Data extract =>
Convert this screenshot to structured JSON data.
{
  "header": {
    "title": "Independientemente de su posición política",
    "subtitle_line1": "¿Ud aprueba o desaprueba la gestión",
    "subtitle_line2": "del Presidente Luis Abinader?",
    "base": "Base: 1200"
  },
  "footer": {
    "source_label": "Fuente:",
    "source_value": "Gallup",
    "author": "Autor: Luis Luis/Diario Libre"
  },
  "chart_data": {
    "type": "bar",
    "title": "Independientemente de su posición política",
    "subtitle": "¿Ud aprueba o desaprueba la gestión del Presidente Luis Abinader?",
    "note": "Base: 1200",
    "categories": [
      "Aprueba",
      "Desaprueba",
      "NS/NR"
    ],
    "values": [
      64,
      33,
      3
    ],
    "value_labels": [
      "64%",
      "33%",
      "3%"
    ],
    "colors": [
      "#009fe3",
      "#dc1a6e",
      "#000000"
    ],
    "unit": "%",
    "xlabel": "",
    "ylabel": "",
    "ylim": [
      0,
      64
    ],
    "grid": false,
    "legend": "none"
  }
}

Aim of the task =>
Set down the entries verbatim, leaving none out.

Answer for this exercise =>
Convert this screenshot to structured JSON data.
{
  "header": {
    "title": "Independientemente de su posición política",
    "subtitle_line1": "¿Ud aprueba o desaprueba la gestión",
    "subtitle_line2": "del Presidente Luis Abinader?",
    "base": "Base: 1200"
  },
  "footer": {
    "source_label": "Fuente:",
    "source_value": "Gallup",
    "author": "Autor: Luis Luis/Diario Libre"
  },
  "chart_data": {
    "type": "bar",
    "title": "Independientemente de su posición política",
    "subtitle": "¿Ud aprueba o desaprueba la gestión del Presidente Luis Abinader?",
    "note": "Base: 1200",
    "categories": [
      "Aprueba",
      "Desaprueba",
      "NS/NR"
    ],
    "values": [
      64,
      33,
      3
    ],
    "value_labels": [
      "64%",
      "33%",
      "3%"
    ],
    "colors": [
      "#009fe3",
      "#dc1a6e",
      "#000000"
    ],
    "unit": "%",
    "xlabel": "",
    "ylabel": "",
    "ylim": [
      0,
      64
    ],
    "grid": false,
    "legend": "none"
  }
}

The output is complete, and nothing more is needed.